- [Quoted passage]
Farmers back themselves to reduce emissions. Will they though?

by | Mar 25, 2022 | Opinion

Farmers and growers have had their say and it’s looking like they’re opting for a farm-level approach to managing greenhouse gas emissions.

The commitment – some 19 years after a carbon tax was successfully lobbied away as a fart tax – will soon be put to the government, which reserves the right to reject it and roll the primary sector into the Emissions Trading Scheme.

What will farmers agree to? we speak to He Waka Eke Noa Programme Director Kelly Forster. Click here for more.

Kelly Forster is programme director of He Waka Eke Noa, the joint Maori-industry-government entity set up to resolve the problem of primary sector emissions. Speaking to the Feed this week, Forster said farmers are strongly in favour of measuring and paying for their own GHGs emissions – rejecting the ETS and also the option to average the emissions at a processor level and charge farms accordingly.

“The feedback is definitely in support of a farm-level system. Not all farms are supplying to a processor. Nor does that model account for the individual footprint of a farm. It’s just an average national calculation. Farmers tell us they want a system that reflects individual circumstances, and they want to be able to be recognised for their individual mitigations,” says Forster.

He Waka Eke Noa is due to submit its scheme to Climate Change Minister James Shaw in May. The government will then decide to adopt or modify the scheme, or abandon it altogether and bring the primary sector into the ETS. That decision is due in December.

The shape of the scheme (farm-level, processor-level or the ETS) is just one of the contentious decisions. A more vexing issue is how much the primary sector is prepared to reduce GHG emissions and by when. Under the current proposals, the predicted saving is 4% of 2017 emissions by 2030. That’s higher than the widely quoted 1%, a figure Forster says she regrets seeing published.

Box coordinate listings
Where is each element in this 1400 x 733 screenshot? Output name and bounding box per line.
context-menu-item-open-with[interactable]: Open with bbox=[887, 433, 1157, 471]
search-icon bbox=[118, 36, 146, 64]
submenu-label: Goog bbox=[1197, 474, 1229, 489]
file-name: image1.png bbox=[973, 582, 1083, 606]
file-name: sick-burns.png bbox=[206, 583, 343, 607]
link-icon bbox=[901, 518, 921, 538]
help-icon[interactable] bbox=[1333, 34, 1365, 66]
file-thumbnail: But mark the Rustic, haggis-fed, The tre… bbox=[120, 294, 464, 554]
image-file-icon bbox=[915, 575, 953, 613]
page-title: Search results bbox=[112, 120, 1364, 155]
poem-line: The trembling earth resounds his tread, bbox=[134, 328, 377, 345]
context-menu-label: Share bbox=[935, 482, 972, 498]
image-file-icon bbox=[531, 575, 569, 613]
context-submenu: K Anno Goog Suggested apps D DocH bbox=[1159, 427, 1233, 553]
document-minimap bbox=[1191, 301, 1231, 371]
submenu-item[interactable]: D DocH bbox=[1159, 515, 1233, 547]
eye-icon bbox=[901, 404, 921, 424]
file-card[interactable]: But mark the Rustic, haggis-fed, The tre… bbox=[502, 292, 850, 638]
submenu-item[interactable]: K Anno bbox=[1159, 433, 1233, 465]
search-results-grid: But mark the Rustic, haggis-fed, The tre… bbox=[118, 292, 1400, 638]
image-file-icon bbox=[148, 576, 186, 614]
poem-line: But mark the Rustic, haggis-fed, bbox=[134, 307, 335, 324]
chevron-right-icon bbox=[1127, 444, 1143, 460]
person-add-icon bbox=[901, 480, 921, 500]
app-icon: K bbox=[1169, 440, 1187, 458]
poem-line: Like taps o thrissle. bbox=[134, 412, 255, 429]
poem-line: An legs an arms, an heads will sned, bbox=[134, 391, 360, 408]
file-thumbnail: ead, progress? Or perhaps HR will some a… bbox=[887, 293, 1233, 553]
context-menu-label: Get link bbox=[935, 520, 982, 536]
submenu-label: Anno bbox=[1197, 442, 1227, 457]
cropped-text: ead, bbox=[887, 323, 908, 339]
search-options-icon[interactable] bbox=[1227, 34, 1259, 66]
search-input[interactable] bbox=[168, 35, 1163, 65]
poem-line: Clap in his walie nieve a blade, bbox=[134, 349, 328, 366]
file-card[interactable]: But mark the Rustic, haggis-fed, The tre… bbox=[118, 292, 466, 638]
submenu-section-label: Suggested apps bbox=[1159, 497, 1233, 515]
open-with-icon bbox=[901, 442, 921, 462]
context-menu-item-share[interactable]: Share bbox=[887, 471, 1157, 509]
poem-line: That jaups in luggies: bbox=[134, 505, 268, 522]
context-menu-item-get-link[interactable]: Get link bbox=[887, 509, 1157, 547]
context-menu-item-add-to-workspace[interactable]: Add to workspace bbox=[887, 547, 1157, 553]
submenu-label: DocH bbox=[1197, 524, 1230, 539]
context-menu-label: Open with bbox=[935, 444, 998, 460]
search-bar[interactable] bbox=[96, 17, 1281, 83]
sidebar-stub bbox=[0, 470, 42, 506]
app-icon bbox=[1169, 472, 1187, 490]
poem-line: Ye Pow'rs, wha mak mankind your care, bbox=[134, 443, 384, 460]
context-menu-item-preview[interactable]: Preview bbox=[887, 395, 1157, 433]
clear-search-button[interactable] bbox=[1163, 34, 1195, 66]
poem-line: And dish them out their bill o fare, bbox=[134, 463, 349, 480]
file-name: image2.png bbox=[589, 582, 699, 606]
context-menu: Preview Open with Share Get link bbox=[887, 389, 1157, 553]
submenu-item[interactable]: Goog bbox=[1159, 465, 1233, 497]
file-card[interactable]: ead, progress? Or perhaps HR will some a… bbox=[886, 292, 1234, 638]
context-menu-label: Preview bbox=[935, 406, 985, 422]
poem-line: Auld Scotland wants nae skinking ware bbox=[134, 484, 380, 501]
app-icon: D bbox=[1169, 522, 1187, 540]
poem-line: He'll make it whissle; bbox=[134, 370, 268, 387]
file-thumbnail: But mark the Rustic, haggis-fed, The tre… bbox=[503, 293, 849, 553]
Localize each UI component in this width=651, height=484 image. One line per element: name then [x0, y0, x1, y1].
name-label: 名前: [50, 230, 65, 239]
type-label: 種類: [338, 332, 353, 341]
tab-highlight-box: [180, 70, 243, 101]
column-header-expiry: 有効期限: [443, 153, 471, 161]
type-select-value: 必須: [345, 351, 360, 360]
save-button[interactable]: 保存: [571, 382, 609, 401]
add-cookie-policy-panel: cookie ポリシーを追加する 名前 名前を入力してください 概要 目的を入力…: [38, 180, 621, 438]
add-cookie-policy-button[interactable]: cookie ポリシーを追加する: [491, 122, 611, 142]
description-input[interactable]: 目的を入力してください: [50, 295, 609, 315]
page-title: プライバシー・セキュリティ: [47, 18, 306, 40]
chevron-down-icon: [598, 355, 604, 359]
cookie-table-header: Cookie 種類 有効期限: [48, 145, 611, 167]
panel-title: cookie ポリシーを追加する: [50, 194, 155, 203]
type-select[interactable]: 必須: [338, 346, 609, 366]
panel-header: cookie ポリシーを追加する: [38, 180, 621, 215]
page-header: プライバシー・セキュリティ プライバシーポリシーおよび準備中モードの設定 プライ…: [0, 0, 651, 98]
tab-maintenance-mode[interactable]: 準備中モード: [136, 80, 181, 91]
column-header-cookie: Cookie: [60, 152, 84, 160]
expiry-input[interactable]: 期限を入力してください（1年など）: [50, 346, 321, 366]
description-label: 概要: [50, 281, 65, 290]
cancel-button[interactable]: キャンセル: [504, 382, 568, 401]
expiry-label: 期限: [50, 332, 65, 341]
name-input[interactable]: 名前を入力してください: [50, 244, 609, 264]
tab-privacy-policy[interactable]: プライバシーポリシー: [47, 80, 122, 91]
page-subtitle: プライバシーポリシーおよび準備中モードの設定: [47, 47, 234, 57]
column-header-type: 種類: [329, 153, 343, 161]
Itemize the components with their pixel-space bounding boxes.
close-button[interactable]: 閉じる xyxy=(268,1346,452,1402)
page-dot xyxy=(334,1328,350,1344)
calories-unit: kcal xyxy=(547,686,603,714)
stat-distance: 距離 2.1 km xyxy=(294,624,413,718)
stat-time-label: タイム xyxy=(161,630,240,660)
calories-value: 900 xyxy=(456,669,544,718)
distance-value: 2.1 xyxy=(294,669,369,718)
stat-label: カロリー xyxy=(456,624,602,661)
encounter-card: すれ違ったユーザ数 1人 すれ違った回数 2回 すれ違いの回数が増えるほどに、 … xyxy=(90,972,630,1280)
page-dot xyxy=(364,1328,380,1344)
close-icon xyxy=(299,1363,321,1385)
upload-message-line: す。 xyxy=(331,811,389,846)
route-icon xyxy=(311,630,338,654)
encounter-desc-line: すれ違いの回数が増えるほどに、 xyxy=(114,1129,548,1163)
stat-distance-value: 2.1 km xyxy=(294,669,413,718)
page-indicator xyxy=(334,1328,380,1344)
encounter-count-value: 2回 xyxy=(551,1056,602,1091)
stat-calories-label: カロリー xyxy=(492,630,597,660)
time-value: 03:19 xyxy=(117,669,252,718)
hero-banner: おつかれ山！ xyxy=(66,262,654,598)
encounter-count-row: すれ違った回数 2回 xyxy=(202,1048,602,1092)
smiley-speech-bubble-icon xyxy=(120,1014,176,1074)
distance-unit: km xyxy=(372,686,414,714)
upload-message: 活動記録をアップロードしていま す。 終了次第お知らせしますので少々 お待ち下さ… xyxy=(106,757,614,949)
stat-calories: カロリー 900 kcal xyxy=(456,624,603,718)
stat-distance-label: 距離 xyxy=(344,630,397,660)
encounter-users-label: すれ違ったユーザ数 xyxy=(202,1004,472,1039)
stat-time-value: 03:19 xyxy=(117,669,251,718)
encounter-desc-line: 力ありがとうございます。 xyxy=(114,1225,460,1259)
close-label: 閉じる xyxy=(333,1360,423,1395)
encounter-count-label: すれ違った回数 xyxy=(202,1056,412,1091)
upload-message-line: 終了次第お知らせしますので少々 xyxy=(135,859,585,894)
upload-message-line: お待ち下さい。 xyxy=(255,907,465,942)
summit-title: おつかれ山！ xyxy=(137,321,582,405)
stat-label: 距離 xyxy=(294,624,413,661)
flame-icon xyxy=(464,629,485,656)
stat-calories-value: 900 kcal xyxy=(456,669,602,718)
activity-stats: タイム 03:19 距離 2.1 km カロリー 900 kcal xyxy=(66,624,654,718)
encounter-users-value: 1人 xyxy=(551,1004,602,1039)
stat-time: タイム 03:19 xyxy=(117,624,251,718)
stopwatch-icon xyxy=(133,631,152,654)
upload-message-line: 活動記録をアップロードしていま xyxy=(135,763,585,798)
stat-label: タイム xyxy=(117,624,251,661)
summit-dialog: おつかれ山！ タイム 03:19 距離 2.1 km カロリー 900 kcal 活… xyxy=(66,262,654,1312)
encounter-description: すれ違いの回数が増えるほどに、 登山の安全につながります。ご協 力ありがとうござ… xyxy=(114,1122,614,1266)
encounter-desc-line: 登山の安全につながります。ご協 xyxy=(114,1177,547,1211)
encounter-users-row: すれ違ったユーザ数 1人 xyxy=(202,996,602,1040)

- [Exercises]
[a] Quote the farm emissions article from "Farmers and growers" to "charge farms accordingly.".
[b] Under the current proposals, what emissions saving does the farm emissions article say is predicted?
[c] Translate this sentence from the farm emissions article into Spanish: "He Waka Eke Noa is due to submit its scheme to Climate Change Minister James Shaw in May."

- [Responses by task]
[a]
Farmers and growers have had their say and it’s looking like they’re opting for a farm-level approach to managing greenhouse gas emissions.

The commitment – some 19 years after a carbon tax was successfully lobbied away as a fart tax – will soon be put to the government, which reserves the right to reject it and roll the primary sector into the Emissions Trading Scheme.

What will farmers agree to? we speak to He Waka Eke Noa Programme Director Kelly Forster. Click here for more.

Kelly Forster is programme director of He Waka Eke Noa, the joint Maori-industry-government entity set up to resolve the problem of primary sector emissions. Speaking to the Feed this week, Forster said farmers are strongly in favour of measuring and paying for their own GHGs emissions – rejecting the ETS and also the option to average the emissions at a processor level and charge farms accordingly.

[b] 4% of 2017 emissions by 2030.

[c] He Waka Eke Noa debe presentar su esquema al ministro de Cambio Climático, James Shaw, en mayo.